:: PROBLEM DETAILS ::
Answer these questions from the article on national intellectual capital:
1. In which decade did attempts to put company investments in people on the balance sheet fail?
2. What law are knowledge assets described as being governed by?
3. Which categories of knowledge are named as ones there is some agreement on measuring?

___ READING PASSAGE ___

From “Knowledge Management: New Wisdom or Passing Fad?” in Government Technology, June 99
Abstract
This article has the following objectives: developing the need for assessing knowledge capital at the
national economic level; review of a national case study of how intellectual capital assessment was done
in case of one nation state; suggesting implications of use of such assessment methods and needed areas
of advancement; and highlighting caveats in existing assessment methods that underscore the directions
for future research. With increasing emphasis on aligning national information resource planning, design
and implementation with growth and performance needs of business or nation, better understanding of
new valuation and assessment techniques is necessary for information resource management
policymakers, practitioners and researchers.
Keywords: National Intellectual Capital, Information Resource Management, Knowledge Capital,
Intangible Assets, Structural Capital, Human Capital
Introduction
Emergence of the service society after the last world war brought increased realization of role of
employees’ knowledge and creativity in adding value to the company. Attempts to capitalize company
investments in people on the balance sheet in the 1970s failed because of measurement problems. The
subject gathered increased interest more recently in the 1990s, with the rapid emergence of information
and communication technologies (ICT). As business processes became increasingly ‘enabled’ by
large-scale information systems, information systems designers attempted to capture employees’ implicit
and explicit knowledge in “corporate memory” by means of intranets and other similar applications
(Malhotra, 2000a, 2000b).
It was recognized, that in contrast to the knowledge of individual employees, such corporate memory
does form part of a company’s capital. Accordingly, “knowledge” has become a key production factor,
however the financial accounts are still dominated by traditional factors of production, including
buildings and machinery. Hence, there is an imperative need for developing an understanding of
“knowledge capital”, or the so-called intangible assets. The topic is not only pertinent to individual
enterprises, but also to national economies that are making a rapid transition to a society based on
knowledge work. This article develops the case for assessment of national intellectual capital by drawing
upon existing research, practice and a recent study of an Asian nation representative of countries making
a transition from ‘developing’ to ‘developed’ status. The issues discussed herein are important for
information resource management policymakers, practitioners and researchers for assessing their
contributions in terms of new measures of performance. More importantly, as the world economies
transition from the world of “atoms” to world of “bits,” they would be expected to plan, devise and
implement information and knowledge management systems that provide differential advantage in terms
of ‘intellectual capital.’
Knowledge Assets and Intellectual Capital
Traditional assessment of national economic performance has relied upon understanding the GDP in
terms of traditional factors of production – land, labor and capital. Knowledge assets may be
distinguished from the traditional factors of production – in that they are governed by what has been
described as the ‘law of increasing returns’. In contrast to the traditional factors of production that were
governed by diminishing returns, every additional unit of knowledge used effectively results in a
marginal increase in performance. Success of companies such as Microsoft is often attributed to the fact
that every additional unit of information-based product or service would result in an increase in the
marginal returns. Given the changing dynamics underlying national performance, it is not surprising that
some less developed economies with significant assets in ICT knowledge and Internet-related expertise
are hoping to leapfrog more developed economies.
Despite increasingly important role of knowledge-based assets in national performance, most countries
still assess their performance based on traditional factors of production. Today’s measurement systems
are limited in their capability to account for tacit knowledge embedded in the human resources, although
there is some agreement on measuring other categories of knowledge, including patents and trademarks.

___ RECORDS SUPPLIED ___

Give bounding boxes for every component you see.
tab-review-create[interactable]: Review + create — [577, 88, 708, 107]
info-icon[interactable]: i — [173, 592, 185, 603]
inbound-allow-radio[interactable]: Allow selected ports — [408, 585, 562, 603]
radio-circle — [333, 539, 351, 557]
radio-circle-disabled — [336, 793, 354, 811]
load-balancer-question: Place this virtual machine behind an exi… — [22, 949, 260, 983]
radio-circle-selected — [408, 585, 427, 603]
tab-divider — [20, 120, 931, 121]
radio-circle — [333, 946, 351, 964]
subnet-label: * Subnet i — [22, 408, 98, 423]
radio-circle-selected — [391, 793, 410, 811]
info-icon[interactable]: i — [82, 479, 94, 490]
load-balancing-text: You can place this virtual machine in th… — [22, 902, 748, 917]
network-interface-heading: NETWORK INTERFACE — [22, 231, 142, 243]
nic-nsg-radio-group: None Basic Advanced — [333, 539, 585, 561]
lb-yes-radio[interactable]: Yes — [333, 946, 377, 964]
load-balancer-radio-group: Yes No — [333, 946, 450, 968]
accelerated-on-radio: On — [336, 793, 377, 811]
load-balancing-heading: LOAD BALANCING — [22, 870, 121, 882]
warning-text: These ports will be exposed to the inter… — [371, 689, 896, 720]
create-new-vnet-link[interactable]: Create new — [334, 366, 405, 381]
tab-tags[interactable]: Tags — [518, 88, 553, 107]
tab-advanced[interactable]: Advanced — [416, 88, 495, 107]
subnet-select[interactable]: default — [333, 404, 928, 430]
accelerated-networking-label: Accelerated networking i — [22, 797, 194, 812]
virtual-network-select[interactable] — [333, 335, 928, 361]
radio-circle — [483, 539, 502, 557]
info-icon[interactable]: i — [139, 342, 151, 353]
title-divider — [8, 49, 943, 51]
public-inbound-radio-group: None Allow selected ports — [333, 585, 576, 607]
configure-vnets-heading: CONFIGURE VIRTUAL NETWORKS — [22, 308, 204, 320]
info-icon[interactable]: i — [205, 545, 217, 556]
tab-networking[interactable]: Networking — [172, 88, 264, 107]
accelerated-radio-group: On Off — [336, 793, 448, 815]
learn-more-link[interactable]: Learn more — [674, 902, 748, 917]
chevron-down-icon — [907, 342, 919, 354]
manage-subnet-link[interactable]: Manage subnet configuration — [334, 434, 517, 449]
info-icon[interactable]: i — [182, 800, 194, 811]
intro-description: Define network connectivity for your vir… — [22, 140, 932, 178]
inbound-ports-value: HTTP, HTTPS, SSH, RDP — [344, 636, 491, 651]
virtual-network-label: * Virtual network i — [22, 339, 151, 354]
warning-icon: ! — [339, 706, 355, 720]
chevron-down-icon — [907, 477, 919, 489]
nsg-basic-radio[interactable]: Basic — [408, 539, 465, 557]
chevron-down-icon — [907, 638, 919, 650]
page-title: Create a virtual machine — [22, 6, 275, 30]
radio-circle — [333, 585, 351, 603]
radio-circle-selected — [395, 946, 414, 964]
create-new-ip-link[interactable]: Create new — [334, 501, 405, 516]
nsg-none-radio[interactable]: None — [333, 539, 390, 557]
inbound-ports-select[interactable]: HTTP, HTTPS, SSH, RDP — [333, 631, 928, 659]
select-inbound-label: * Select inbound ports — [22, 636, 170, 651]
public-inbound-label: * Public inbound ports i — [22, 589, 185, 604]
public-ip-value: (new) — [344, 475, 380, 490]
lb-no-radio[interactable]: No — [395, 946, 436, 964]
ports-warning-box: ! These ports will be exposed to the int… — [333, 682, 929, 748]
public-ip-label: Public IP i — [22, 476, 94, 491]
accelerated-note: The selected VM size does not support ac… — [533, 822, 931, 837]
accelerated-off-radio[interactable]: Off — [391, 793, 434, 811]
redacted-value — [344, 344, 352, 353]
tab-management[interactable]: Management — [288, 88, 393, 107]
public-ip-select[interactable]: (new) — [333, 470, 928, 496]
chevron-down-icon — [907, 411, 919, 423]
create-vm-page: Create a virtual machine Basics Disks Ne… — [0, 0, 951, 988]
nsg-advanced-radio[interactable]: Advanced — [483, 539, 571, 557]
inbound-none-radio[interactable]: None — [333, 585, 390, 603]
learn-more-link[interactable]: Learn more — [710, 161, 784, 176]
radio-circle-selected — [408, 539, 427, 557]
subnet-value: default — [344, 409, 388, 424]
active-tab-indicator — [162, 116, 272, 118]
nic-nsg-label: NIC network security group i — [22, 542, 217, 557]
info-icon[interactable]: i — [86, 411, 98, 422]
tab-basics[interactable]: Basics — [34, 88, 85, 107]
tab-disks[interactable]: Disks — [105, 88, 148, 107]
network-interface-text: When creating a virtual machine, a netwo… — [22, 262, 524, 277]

___

:: TASK SOLUTION ::
1. The 1970s.
2. The "law of increasing returns."
3. Patents and trademarks.